■ Data entries:
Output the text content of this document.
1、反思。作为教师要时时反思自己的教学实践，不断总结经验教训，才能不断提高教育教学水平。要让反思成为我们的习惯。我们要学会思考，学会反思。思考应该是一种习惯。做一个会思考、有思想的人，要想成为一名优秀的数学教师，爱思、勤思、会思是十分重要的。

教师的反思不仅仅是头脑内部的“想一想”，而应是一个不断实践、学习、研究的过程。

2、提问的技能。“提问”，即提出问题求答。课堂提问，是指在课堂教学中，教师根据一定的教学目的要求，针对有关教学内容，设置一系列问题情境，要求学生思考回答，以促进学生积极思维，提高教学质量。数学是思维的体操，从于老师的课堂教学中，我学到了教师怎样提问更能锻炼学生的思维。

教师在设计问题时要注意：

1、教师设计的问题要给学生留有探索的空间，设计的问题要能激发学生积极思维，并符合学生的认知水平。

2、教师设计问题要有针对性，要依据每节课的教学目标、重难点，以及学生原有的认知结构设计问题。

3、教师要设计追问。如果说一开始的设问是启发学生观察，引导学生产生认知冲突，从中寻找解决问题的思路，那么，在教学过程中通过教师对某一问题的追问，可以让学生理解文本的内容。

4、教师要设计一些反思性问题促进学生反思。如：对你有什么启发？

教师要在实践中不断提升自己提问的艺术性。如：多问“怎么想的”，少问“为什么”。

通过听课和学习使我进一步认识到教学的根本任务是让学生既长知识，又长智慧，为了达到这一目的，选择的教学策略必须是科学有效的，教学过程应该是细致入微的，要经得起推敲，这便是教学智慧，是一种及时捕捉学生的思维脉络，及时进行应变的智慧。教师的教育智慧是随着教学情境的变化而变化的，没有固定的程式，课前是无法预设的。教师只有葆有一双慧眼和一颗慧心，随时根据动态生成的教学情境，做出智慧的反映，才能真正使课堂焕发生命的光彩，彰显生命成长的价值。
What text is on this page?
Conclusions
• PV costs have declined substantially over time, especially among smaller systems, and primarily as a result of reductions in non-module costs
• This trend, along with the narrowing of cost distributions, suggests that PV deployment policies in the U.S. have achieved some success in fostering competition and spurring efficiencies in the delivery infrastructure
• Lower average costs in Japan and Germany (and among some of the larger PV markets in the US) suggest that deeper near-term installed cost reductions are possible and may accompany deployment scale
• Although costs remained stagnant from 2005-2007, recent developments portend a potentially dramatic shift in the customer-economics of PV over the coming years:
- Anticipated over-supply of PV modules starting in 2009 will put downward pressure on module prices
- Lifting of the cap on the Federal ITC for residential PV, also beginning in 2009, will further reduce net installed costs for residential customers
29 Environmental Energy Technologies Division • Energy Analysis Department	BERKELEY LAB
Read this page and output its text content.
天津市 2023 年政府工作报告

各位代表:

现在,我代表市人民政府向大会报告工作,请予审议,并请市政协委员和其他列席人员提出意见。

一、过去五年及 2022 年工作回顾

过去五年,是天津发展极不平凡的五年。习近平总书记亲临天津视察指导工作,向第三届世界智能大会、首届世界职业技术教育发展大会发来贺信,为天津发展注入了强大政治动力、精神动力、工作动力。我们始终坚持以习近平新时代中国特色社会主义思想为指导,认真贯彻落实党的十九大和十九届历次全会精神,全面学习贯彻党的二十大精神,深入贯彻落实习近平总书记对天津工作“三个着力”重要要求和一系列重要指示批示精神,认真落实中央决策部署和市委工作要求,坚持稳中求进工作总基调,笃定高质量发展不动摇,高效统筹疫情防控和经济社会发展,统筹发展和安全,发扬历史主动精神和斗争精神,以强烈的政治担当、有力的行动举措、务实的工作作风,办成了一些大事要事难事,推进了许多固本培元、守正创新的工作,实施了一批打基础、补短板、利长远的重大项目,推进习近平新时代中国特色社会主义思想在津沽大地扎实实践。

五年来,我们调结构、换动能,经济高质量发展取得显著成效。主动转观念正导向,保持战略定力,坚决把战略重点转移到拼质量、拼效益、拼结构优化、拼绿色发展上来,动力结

■ Task objective:
Count how many lines of the material hold the string "module". Give the number and nothing more.

■ Answer below:
2